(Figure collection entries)
>>
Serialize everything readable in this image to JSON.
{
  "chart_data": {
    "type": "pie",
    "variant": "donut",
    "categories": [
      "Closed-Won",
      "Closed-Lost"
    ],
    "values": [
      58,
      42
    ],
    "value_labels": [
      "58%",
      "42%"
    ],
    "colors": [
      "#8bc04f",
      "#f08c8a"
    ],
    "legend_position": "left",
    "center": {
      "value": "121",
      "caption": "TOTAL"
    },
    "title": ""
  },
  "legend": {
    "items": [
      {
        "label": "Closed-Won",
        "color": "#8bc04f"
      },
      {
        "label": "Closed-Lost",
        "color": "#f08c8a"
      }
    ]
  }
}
<<
▶ Aim of the exercise
Write out all records exactly, keeping every detail.

▶ The result
Serialize everything readable in this image to JSON.
{
  "chart_data": {
    "type": "pie",
    "variant": "donut",
    "categories": [
      "Closed-Won",
      "Closed-Lost"
    ],
    "values": [
      58,
      42
    ],
    "value_labels": [
      "58%",
      "42%"
    ],
    "colors": [
      "#8bc04f",
      "#f08c8a"
    ],
    "legend_position": "left",
    "center": {
      "value": "121",
      "caption": "TOTAL"
    },
    "title": ""
  },
  "legend": {
    "items": [
      {
        "label": "Closed-Won",
        "color": "#8bc04f"
      },
      {
        "label": "Closed-Lost",
        "color": "#f08c8a"
      }
    ]
  }
}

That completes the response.